* **WHAT TO PRODUCE**:
Copy out the entries in full and with complete accuracy; pictures are excluded.

* **PROVIDED MATERIAL**:
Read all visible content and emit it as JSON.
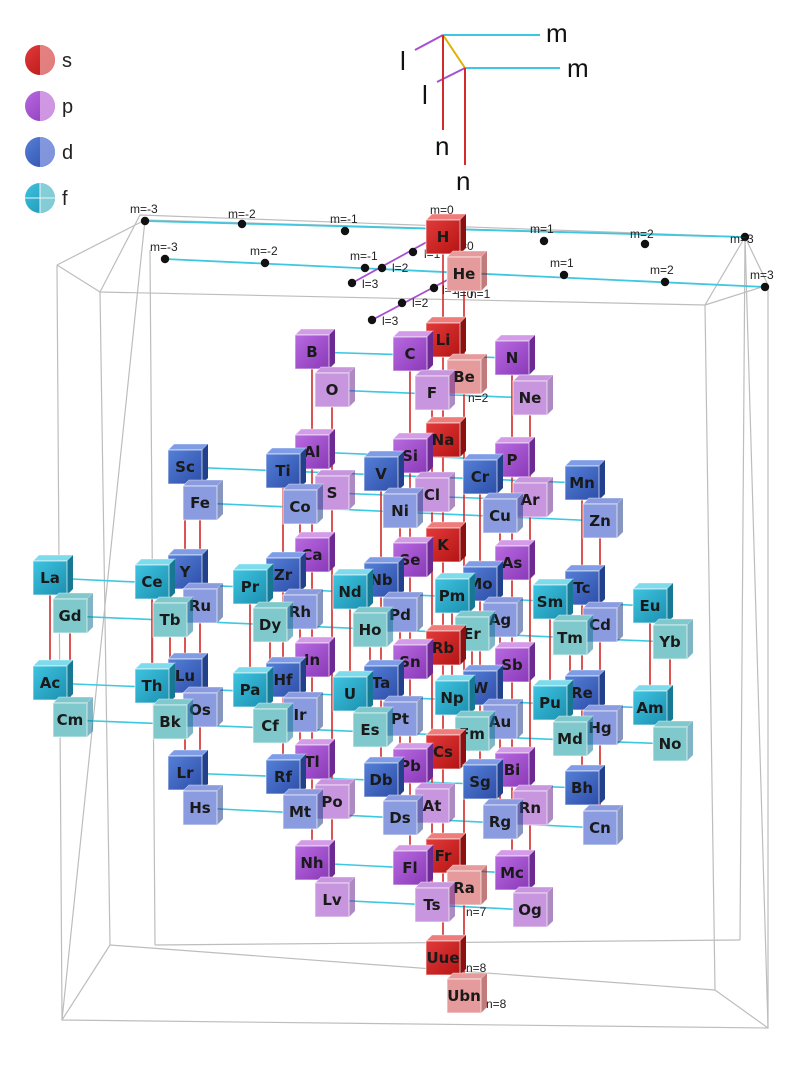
{
  "legend": [
    {
      "label": "s",
      "color": "#d42a2a",
      "shade": "#e58a8a"
    },
    {
      "label": "p",
      "color": "#a64fd0",
      "shade": "#d59ee6"
    },
    {
      "label": "d",
      "color": "#3e63c2",
      "shade": "#8a9be0"
    },
    {
      "label": "f",
      "color": "#2bb2cf",
      "shade": "#8ed2d8"
    }
  ],
  "axis_labels": {
    "m_back": "m",
    "m_front": "m",
    "l_back": "l",
    "l_front": "l",
    "n_back": "n",
    "n_front": "n"
  },
  "m_labels_back": [
    "m=-3",
    "m=-2",
    "m=-1",
    "m=0",
    "m=1",
    "m=2",
    "m=3"
  ],
  "m_labels_front": [
    "m=-3",
    "m=-2",
    "m=-1",
    "m=0",
    "m=1",
    "m=2",
    "m=3"
  ],
  "l_labels_back": [
    "l=1",
    "l=2",
    "l=3"
  ],
  "l_labels_front": [
    "l=0",
    "l=1",
    "l=2",
    "l=3"
  ],
  "n_labels": [
    "n=1",
    "n=2",
    "n=7",
    "n=8",
    "n=8"
  ],
  "elements": [
    {
      "symbol": "H",
      "block": "s"
    },
    {
      "symbol": "He",
      "block": "s"
    },
    {
      "symbol": "Li",
      "block": "s"
    },
    {
      "symbol": "Be",
      "block": "s"
    },
    {
      "symbol": "B",
      "block": "p"
    },
    {
      "symbol": "C",
      "block": "p"
    },
    {
      "symbol": "N",
      "block": "p"
    },
    {
      "symbol": "O",
      "block": "p"
    },
    {
      "symbol": "F",
      "block": "p"
    },
    {
      "symbol": "Ne",
      "block": "p"
    },
    {
      "symbol": "Na",
      "block": "s"
    },
    {
      "symbol": "Al",
      "block": "p"
    },
    {
      "symbol": "Si",
      "block": "p"
    },
    {
      "symbol": "P",
      "block": "p"
    },
    {
      "symbol": "S",
      "block": "p"
    },
    {
      "symbol": "Cl",
      "block": "p"
    },
    {
      "symbol": "Ar",
      "block": "p"
    },
    {
      "symbol": "Sc",
      "block": "d"
    },
    {
      "symbol": "Ti",
      "block": "d"
    },
    {
      "symbol": "V",
      "block": "d"
    },
    {
      "symbol": "Cr",
      "block": "d"
    },
    {
      "symbol": "Mn",
      "block": "d"
    },
    {
      "symbol": "Fe",
      "block": "d"
    },
    {
      "symbol": "Co",
      "block": "d"
    },
    {
      "symbol": "Ni",
      "block": "d"
    },
    {
      "symbol": "Cu",
      "block": "d"
    },
    {
      "symbol": "Zn",
      "block": "d"
    },
    {
      "symbol": "K",
      "block": "s"
    },
    {
      "symbol": "Ca",
      "block": "p"
    },
    {
      "symbol": "Se",
      "block": "p"
    },
    {
      "symbol": "As",
      "block": "p"
    },
    {
      "symbol": "La",
      "block": "f"
    },
    {
      "symbol": "Ce",
      "block": "f"
    },
    {
      "symbol": "Y",
      "block": "d"
    },
    {
      "symbol": "Pr",
      "block": "f"
    },
    {
      "symbol": "Zr",
      "block": "d"
    },
    {
      "symbol": "Nd",
      "block": "f"
    },
    {
      "symbol": "Nb",
      "block": "d"
    },
    {
      "symbol": "Pm",
      "block": "f"
    },
    {
      "symbol": "Mo",
      "block": "d"
    },
    {
      "symbol": "Sm",
      "block": "f"
    },
    {
      "symbol": "Tc",
      "block": "d"
    },
    {
      "symbol": "Eu",
      "block": "f"
    },
    {
      "symbol": "Gd",
      "block": "f"
    },
    {
      "symbol": "Tb",
      "block": "f"
    },
    {
      "symbol": "Ru",
      "block": "d"
    },
    {
      "symbol": "Dy",
      "block": "f"
    },
    {
      "symbol": "Rh",
      "block": "d"
    },
    {
      "symbol": "Ho",
      "block": "f"
    },
    {
      "symbol": "Pd",
      "block": "d"
    },
    {
      "symbol": "Er",
      "block": "f"
    },
    {
      "symbol": "Ag",
      "block": "d"
    },
    {
      "symbol": "Tm",
      "block": "f"
    },
    {
      "symbol": "Cd",
      "block": "d"
    },
    {
      "symbol": "Yb",
      "block": "f"
    },
    {
      "symbol": "Rb",
      "block": "s"
    },
    {
      "symbol": "In",
      "block": "p"
    },
    {
      "symbol": "Sn",
      "block": "p"
    },
    {
      "symbol": "Sb",
      "block": "p"
    },
    {
      "symbol": "Ac",
      "block": "f"
    },
    {
      "symbol": "Th",
      "block": "f"
    },
    {
      "symbol": "Lu",
      "block": "d"
    },
    {
      "symbol": "Pa",
      "block": "f"
    },
    {
      "symbol": "Hf",
      "block": "d"
    },
    {
      "symbol": "U",
      "block": "f"
    },
    {
      "symbol": "Ta",
      "block": "d"
    },
    {
      "symbol": "Np",
      "block": "f"
    },
    {
      "symbol": "W",
      "block": "d"
    },
    {
      "symbol": "Pu",
      "block": "f"
    },
    {
      "symbol": "Re",
      "block": "d"
    },
    {
      "symbol": "Am",
      "block": "f"
    },
    {
      "symbol": "Cm",
      "block": "f"
    },
    {
      "symbol": "Bk",
      "block": "f"
    },
    {
      "symbol": "Os",
      "block": "d"
    },
    {
      "symbol": "Cf",
      "block": "f"
    },
    {
      "symbol": "Ir",
      "block": "d"
    },
    {
      "symbol": "Es",
      "block": "f"
    },
    {
      "symbol": "Pt",
      "block": "d"
    },
    {
      "symbol": "Fm",
      "block": "f"
    },
    {
      "symbol": "Au",
      "block": "d"
    },
    {
      "symbol": "Md",
      "block": "f"
    },
    {
      "symbol": "Hg",
      "block": "d"
    },
    {
      "symbol": "No",
      "block": "f"
    },
    {
      "symbol": "Cs",
      "block": "s"
    },
    {
      "symbol": "Tl",
      "block": "p"
    },
    {
      "symbol": "Pb",
      "block": "p"
    },
    {
      "symbol": "Bi",
      "block": "p"
    },
    {
      "symbol": "Lr",
      "block": "d"
    },
    {
      "symbol": "Rf",
      "block": "d"
    },
    {
      "symbol": "Db",
      "block": "d"
    },
    {
      "symbol": "Sg",
      "block": "d"
    },
    {
      "symbol": "Bh",
      "block": "d"
    },
    {
      "symbol": "Hs",
      "block": "d"
    },
    {
      "symbol": "Mt",
      "block": "d"
    },
    {
      "symbol": "Po",
      "block": "p"
    },
    {
      "symbol": "Ds",
      "block": "d"
    },
    {
      "symbol": "At",
      "block": "p"
    },
    {
      "symbol": "Rg",
      "block": "d"
    },
    {
      "symbol": "Rn",
      "block": "p"
    },
    {
      "symbol": "Cn",
      "block": "d"
    },
    {
      "symbol": "Fr",
      "block": "s"
    },
    {
      "symbol": "Nh",
      "block": "p"
    },
    {
      "symbol": "Fl",
      "block": "p"
    },
    {
      "symbol": "Mc",
      "block": "p"
    },
    {
      "symbol": "Ra",
      "block": "s"
    },
    {
      "symbol": "Lv",
      "block": "p"
    },
    {
      "symbol": "Ts",
      "block": "p"
    },
    {
      "symbol": "Og",
      "block": "p"
    },
    {
      "symbol": "Uue",
      "block": "s"
    },
    {
      "symbol": "Ubn",
      "block": "s"
    }
  ]
}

* **CORRECT RESULT**:
Read all visible content and emit it as JSON.
{
  "legend": [
    {
      "label": "s",
      "color": "#d42a2a",
      "shade": "#e58a8a"
    },
    {
      "label": "p",
      "color": "#a64fd0",
      "shade": "#d59ee6"
    },
    {
      "label": "d",
      "color": "#3e63c2",
      "shade": "#8a9be0"
    },
    {
      "label": "f",
      "color": "#2bb2cf",
      "shade": "#8ed2d8"
    }
  ],
  "axis_labels": {
    "m_back": "m",
    "m_front": "m",
    "l_back": "l",
    "l_front": "l",
    "n_back": "n",
    "n_front": "n"
  },
  "m_labels_back": [
    "m=-3",
    "m=-2",
    "m=-1",
    "m=0",
    "m=1",
    "m=2",
    "m=3"
  ],
  "m_labels_front": [
    "m=-3",
    "m=-2",
    "m=-1",
    "m=0",
    "m=1",
    "m=2",
    "m=3"
  ],
  "l_labels_back": [
    "l=1",
    "l=2",
    "l=3"
  ],
  "l_labels_front": [
    "l=0",
    "l=1",
    "l=2",
    "l=3"
  ],
  "n_labels": [
    "n=1",
    "n=2",
    "n=7",
    "n=8",
    "n=8"
  ],
  "elements": [
    {
      "symbol": "H",
      "block": "s"
    },
    {
      "symbol": "He",
      "block": "s"
    },
    {
      "symbol": "Li",
      "block": "s"
    },
    {
      "symbol": "Be",
      "block": "s"
    },
    {
      "symbol": "B",
      "block": "p"
    },
    {
      "symbol": "C",
      "block": "p"
    },
    {
      "symbol": "N",
      "block": "p"
    },
    {
      "symbol": "O",
      "block": "p"
    },
    {
      "symbol": "F",
      "block": "p"
    },
    {
      "symbol": "Ne",
      "block": "p"
    },
    {
      "symbol": "Na",
      "block": "s"
    },
    {
      "symbol": "Al",
      "block": "p"
    },
    {
      "symbol": "Si",
      "block": "p"
    },
    {
      "symbol": "P",
      "block": "p"
    },
    {
      "symbol": "S",
      "block": "p"
    },
    {
      "symbol": "Cl",
      "block": "p"
    },
    {
      "symbol": "Ar",
      "block": "p"
    },
    {
      "symbol": "Sc",
      "block": "d"
    },
    {
      "symbol": "Ti",
      "block": "d"
    },
    {
      "symbol": "V",
      "block": "d"
    },
    {
      "symbol": "Cr",
      "block": "d"
    },
    {
      "symbol": "Mn",
      "block": "d"
    },
    {
      "symbol": "Fe",
      "block": "d"
    },
    {
      "symbol": "Co",
      "block": "d"
    },
    {
      "symbol": "Ni",
      "block": "d"
    },
    {
      "symbol": "Cu",
      "block": "d"
    },
    {
      "symbol": "Zn",
      "block": "d"
    },
    {
      "symbol": "K",
      "block": "s"
    },
    {
      "symbol": "Ca",
      "block": "p"
    },
    {
      "symbol": "Se",
      "block": "p"
    },
    {
      "symbol": "As",
      "block": "p"
    },
    {
      "symbol": "La",
      "block": "f"
    },
    {
      "symbol": "Ce",
      "block": "f"
    },
    {
      "symbol": "Y",
      "block": "d"
    },
    {
      "symbol": "Pr",
      "block": "f"
    },
    {
      "symbol": "Zr",
      "block": "d"
    },
    {
      "symbol": "Nd",
      "block": "f"
    },
    {
      "symbol": "Nb",
      "block": "d"
    },
    {
      "symbol": "Pm",
      "block": "f"
    },
    {
      "symbol": "Mo",
      "block": "d"
    },
    {
      "symbol": "Sm",
      "block": "f"
    },
    {
      "symbol": "Tc",
      "block": "d"
    },
    {
      "symbol": "Eu",
      "block": "f"
    },
    {
      "symbol": "Gd",
      "block": "f"
    },
    {
      "symbol": "Tb",
      "block": "f"
    },
    {
      "symbol": "Ru",
      "block": "d"
    },
    {
      "symbol": "Dy",
      "block": "f"
    },
    {
      "symbol": "Rh",
      "block": "d"
    },
    {
      "symbol": "Ho",
      "block": "f"
    },
    {
      "symbol": "Pd",
      "block": "d"
    },
    {
      "symbol": "Er",
      "block": "f"
    },
    {
      "symbol": "Ag",
      "block": "d"
    },
    {
      "symbol": "Tm",
      "block": "f"
    },
    {
      "symbol": "Cd",
      "block": "d"
    },
    {
      "symbol": "Yb",
      "block": "f"
    },
    {
      "symbol": "Rb",
      "block": "s"
    },
    {
      "symbol": "In",
      "block": "p"
    },
    {
      "symbol": "Sn",
      "block": "p"
    },
    {
      "symbol": "Sb",
      "block": "p"
    },
    {
      "symbol": "Ac",
      "block": "f"
    },
    {
      "symbol": "Th",
      "block": "f"
    },
    {
      "symbol": "Lu",
      "block": "d"
    },
    {
      "symbol": "Pa",
      "block": "f"
    },
    {
      "symbol": "Hf",
      "block": "d"
    },
    {
      "symbol": "U",
      "block": "f"
    },
    {
      "symbol": "Ta",
      "block": "d"
    },
    {
      "symbol": "Np",
      "block": "f"
    },
    {
      "symbol": "W",
      "block": "d"
    },
    {
      "symbol": "Pu",
      "block": "f"
    },
    {
      "symbol": "Re",
      "block": "d"
    },
    {
      "symbol": "Am",
      "block": "f"
    },
    {
      "symbol": "Cm",
      "block": "f"
    },
    {
      "symbol": "Bk",
      "block": "f"
    },
    {
      "symbol": "Os",
      "block": "d"
    },
    {
      "symbol": "Cf",
      "block": "f"
    },
    {
      "symbol": "Ir",
      "block": "d"
    },
    {
      "symbol": "Es",
      "block": "f"
    },
    {
      "symbol": "Pt",
      "block": "d"
    },
    {
      "symbol": "Fm",
      "block": "f"
    },
    {
      "symbol": "Au",
      "block": "d"
    },
    {
      "symbol": "Md",
      "block": "f"
    },
    {
      "symbol": "Hg",
      "block": "d"
    },
    {
      "symbol": "No",
      "block": "f"
    },
    {
      "symbol": "Cs",
      "block": "s"
    },
    {
      "symbol": "Tl",
      "block": "p"
    },
    {
      "symbol": "Pb",
      "block": "p"
    },
    {
      "symbol": "Bi",
      "block": "p"
    },
    {
      "symbol": "Lr",
      "block": "d"
    },
    {
      "symbol": "Rf",
      "block": "d"
    },
    {
      "symbol": "Db",
      "block": "d"
    },
    {
      "symbol": "Sg",
      "block": "d"
    },
    {
      "symbol": "Bh",
      "block": "d"
    },
    {
      "symbol": "Hs",
      "block": "d"
    },
    {
      "symbol": "Mt",
      "block": "d"
    },
    {
      "symbol": "Po",
      "block": "p"
    },
    {
      "symbol": "Ds",
      "block": "d"
    },
    {
      "symbol": "At",
      "block": "p"
    },
    {
      "symbol": "Rg",
      "block": "d"
    },
    {
      "symbol": "Rn",
      "block": "p"
    },
    {
      "symbol": "Cn",
      "block": "d"
    },
    {
      "symbol": "Fr",
      "block": "s"
    },
    {
      "symbol": "Nh",
      "block": "p"
    },
    {
      "symbol": "Fl",
      "block": "p"
    },
    {
      "symbol": "Mc",
      "block": "p"
    },
    {
      "symbol": "Ra",
      "block": "s"
    },
    {
      "symbol": "Lv",
      "block": "p"
    },
    {
      "symbol": "Ts",
      "block": "p"
    },
    {
      "symbol": "Og",
      "block": "p"
    },
    {
      "symbol": "Uue",
      "block": "s"
    },
    {
      "symbol": "Ubn",
      "block": "s"
    }
  ]
}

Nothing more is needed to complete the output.